▶ _What to work on_
Copy every line from the data below in which the string "como" can be found.

▶ _Extracted records_
###
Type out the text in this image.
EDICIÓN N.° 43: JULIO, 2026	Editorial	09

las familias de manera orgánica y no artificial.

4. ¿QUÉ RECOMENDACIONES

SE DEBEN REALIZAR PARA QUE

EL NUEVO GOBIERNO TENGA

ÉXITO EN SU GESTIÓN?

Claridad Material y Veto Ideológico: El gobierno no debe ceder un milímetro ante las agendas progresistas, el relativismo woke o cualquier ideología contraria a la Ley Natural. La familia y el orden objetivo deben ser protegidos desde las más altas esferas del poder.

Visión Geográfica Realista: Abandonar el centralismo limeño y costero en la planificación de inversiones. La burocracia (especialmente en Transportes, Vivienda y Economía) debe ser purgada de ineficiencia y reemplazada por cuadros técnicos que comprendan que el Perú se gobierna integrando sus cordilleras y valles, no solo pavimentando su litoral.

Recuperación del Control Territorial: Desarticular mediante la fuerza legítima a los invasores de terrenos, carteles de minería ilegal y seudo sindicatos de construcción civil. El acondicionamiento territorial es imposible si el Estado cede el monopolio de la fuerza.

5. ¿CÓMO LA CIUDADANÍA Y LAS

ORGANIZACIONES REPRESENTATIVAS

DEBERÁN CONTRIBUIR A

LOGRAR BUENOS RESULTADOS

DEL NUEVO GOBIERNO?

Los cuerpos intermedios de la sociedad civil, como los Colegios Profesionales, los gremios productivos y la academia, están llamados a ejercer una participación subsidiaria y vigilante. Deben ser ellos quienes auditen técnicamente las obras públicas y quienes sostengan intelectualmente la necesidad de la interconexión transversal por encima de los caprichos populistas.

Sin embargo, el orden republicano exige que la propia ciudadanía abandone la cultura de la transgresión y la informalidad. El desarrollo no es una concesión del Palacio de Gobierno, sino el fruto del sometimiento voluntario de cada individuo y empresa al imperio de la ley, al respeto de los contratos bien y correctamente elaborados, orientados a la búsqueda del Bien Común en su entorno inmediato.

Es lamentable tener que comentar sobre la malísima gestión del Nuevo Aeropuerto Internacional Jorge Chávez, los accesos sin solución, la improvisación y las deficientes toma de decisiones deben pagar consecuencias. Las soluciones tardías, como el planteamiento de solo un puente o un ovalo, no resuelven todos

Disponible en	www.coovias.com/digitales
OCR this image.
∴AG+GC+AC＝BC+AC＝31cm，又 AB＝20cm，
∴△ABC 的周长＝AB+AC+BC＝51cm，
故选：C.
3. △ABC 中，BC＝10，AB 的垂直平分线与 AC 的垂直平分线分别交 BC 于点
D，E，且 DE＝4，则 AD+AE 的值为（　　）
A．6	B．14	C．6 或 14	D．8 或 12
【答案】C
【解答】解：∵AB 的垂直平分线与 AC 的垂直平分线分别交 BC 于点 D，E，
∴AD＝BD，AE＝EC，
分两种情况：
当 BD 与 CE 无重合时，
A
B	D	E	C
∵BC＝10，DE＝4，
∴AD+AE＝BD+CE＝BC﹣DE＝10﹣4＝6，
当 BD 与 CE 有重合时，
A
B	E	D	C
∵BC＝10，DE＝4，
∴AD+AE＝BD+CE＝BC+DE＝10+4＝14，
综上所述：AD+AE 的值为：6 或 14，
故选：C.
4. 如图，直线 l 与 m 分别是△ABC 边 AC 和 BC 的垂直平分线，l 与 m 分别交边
###
▶ _Written solution_
Los cuerpos intermedios de la sociedad civil, como los Colegios Profesionales, los gremios productivos y la academia, están llamados a ejercer una participación subsidiaria y vigilante. Deben ser ellos quienes auditen técnicamente las obras públicas y quienes sostengan intelectualmente la necesidad de la interconexión transversal por encima de los caprichos populistas.
Es lamentable tener que comentar sobre la malísima gestión del Nuevo Aeropuerto Internacional Jorge Chávez, los accesos sin solución, la improvisación y las deficientes toma de decisiones deben pagar consecuencias. Las soluciones tardías, como el planteamiento de solo un puente o un ovalo, no resuelven todos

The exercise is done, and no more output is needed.